- [GIVEN TEXT]:

These previous blog entries are also related to Algebra.

Long division in Algebra - here
Quadratic equations - here
Using Algebra to solve problems - here
Some notes on an algebra test we did, with common pitfalls - here

Feedback on Paper 2 Mini-mock

Overall the results on paper 2 were lower than for paper 1 ... what is it about co-ordinate geometry?

Going through the questions one by one :

The trigonometry question required you to use the table (that I wrote up on the board) that is in the maths tables book. There you see that the angle whose tan = 1 is the angle π/4 i.e. 45º
Then you go to your CAST circle and count 45º as your reference angle in each of the 2 quadrants where Tans are negative.

The geometry part a) question was well answered in general - just check that you are looking at the correct angles e.g. |<opq|

The co-ordinate geometry question went a little haywire for some. In part (i) you were told that the point (-1,h) was on the line 3x - 4y + 7 = 0.
This means that 3(-1) - 4(h) + 7 must be = 0 so write it as
3(-1) - 4(h) + 7 = 0
and solve. Then you get the full co-ordinates of this point - (-1, 1).
Part (ii) involved simultaneous equations. Note that a simultaneous equations don't necessarily always work out evenly, but simultaneous equations in co-ordinate geometry almost always will.
Part (iii) said to show the 3 points and two lines on a coordinate plane. If you are asked to do this, make sure that you show all the points and lines you are asked for. Some students joined p and q, forming a triangle. This wasn't part of the question. When you are drawing a coordinated plane, use a pencil and make sure that the scales on the X- and Y-axes are even and equal.
Part (iv) required you to find the slopes of each line and prove that their product was -1.

- [SET TASK A]: Write out every line of the spatial layout data records verbatim, leaving out the picture.

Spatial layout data
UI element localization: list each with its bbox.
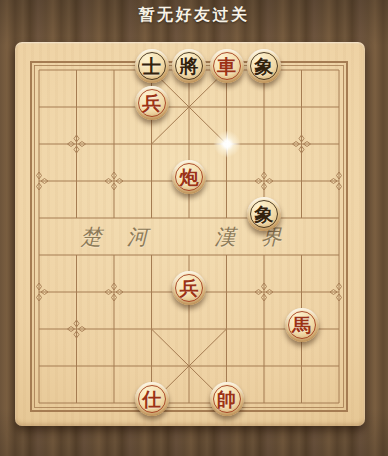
title-bar: 暂无好友过关 [0,2,388,28]
piece-glyph: 將 [180,57,199,76]
piece-red-兵[interactable]: 兵 [135,86,169,120]
piece-black-士[interactable]: 士 [135,49,169,83]
piece-red-仕[interactable]: 仕 [135,382,169,416]
piece-black-象[interactable]: 象 [247,197,281,231]
xiangqi-board[interactable]: 楚 河 漢 界 士將車象兵炮象兵馬仕帥 [15,42,365,426]
piece-glyph: 象 [255,205,274,224]
piece-glyph: 車 [217,57,236,76]
piece-glyph: 炮 [180,168,199,187]
app-background: 暂无好友过关 楚 河 漢 界 士將車象兵炮象兵馬仕帥 [0,0,388,456]
piece-glyph: 士 [142,57,161,76]
last-move-sparkle [213,130,241,158]
piece-red-炮[interactable]: 炮 [172,160,206,194]
piece-red-兵[interactable]: 兵 [172,271,206,305]
page-title: 暂无好友过关 [139,5,250,26]
piece-glyph: 馬 [292,316,311,335]
piece-red-帥[interactable]: 帥 [210,382,244,416]
piece-black-象[interactable]: 象 [247,49,281,83]
piece-glyph: 兵 [180,279,199,298]
piece-black-將[interactable]: 將 [172,49,206,83]
piece-red-車[interactable]: 車 [210,49,244,83]
piece-glyph: 仕 [142,390,161,409]
piece-glyph: 象 [255,57,274,76]
piece-glyph: 兵 [142,94,161,113]
river-label-right: 漢 界 [201,224,305,250]
piece-red-馬[interactable]: 馬 [285,308,319,342]
river-label-left: 楚 河 [67,224,171,250]
piece-glyph: 帥 [217,390,236,409]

- [SET TASK B]: Based on the feedback on the Paper 2 mini-mock, does each statement below agree with the text? (i) The point (-1, h) works out to be (-1, 1). (ii) The question asked students to join p and q to form a triangle. (iii) The results on paper 2 were higher than those on paper 1. Answer yes or no for each, quoting the words of the text that decide it.

- [EXERCISE OUTPUT A]:
UI element localization: list each with its bbox.
title-bar: 暂无好友过关 [0,2,388,28]
piece-glyph: 將 [180,57,199,76]
piece-red-兵[interactable]: 兵 [135,86,169,120]
piece-black-士[interactable]: 士 [135,49,169,83]
piece-red-仕[interactable]: 仕 [135,382,169,416]
piece-black-象[interactable]: 象 [247,197,281,231]
xiangqi-board[interactable]: 楚 河 漢 界 士將車象兵炮象兵馬仕帥 [15,42,365,426]
piece-glyph: 象 [255,205,274,224]
piece-glyph: 車 [217,57,236,76]
piece-glyph: 炮 [180,168,199,187]
app-background: 暂无好友过关 楚 河 漢 界 士將車象兵炮象兵馬仕帥 [0,0,388,456]
piece-glyph: 士 [142,57,161,76]
last-move-sparkle [213,130,241,158]
piece-red-炮[interactable]: 炮 [172,160,206,194]
piece-red-兵[interactable]: 兵 [172,271,206,305]
page-title: 暂无好友过关 [139,5,250,26]
piece-glyph: 馬 [292,316,311,335]
piece-red-帥[interactable]: 帥 [210,382,244,416]
piece-black-象[interactable]: 象 [247,49,281,83]
piece-glyph: 兵 [180,279,199,298]
piece-black-將[interactable]: 將 [172,49,206,83]
piece-red-車[interactable]: 車 [210,49,244,83]
piece-glyph: 仕 [142,390,161,409]
piece-glyph: 象 [255,57,274,76]
piece-glyph: 兵 [142,94,161,113]
river-label-right: 漢 界 [201,224,305,250]
piece-red-馬[interactable]: 馬 [285,308,319,342]
river-label-left: 楚 河 [67,224,171,250]
piece-glyph: 帥 [217,390,236,409]

- [EXERCISE OUTPUT B]:
(i) Yes: "Then you get the full co-ordinates of this point - (-1, 1)."
(ii) No: "Some students joined p and q, forming a triangle. This wasn't part of the question."
(iii) No: "Overall the results on paper 2 were lower than for paper 1"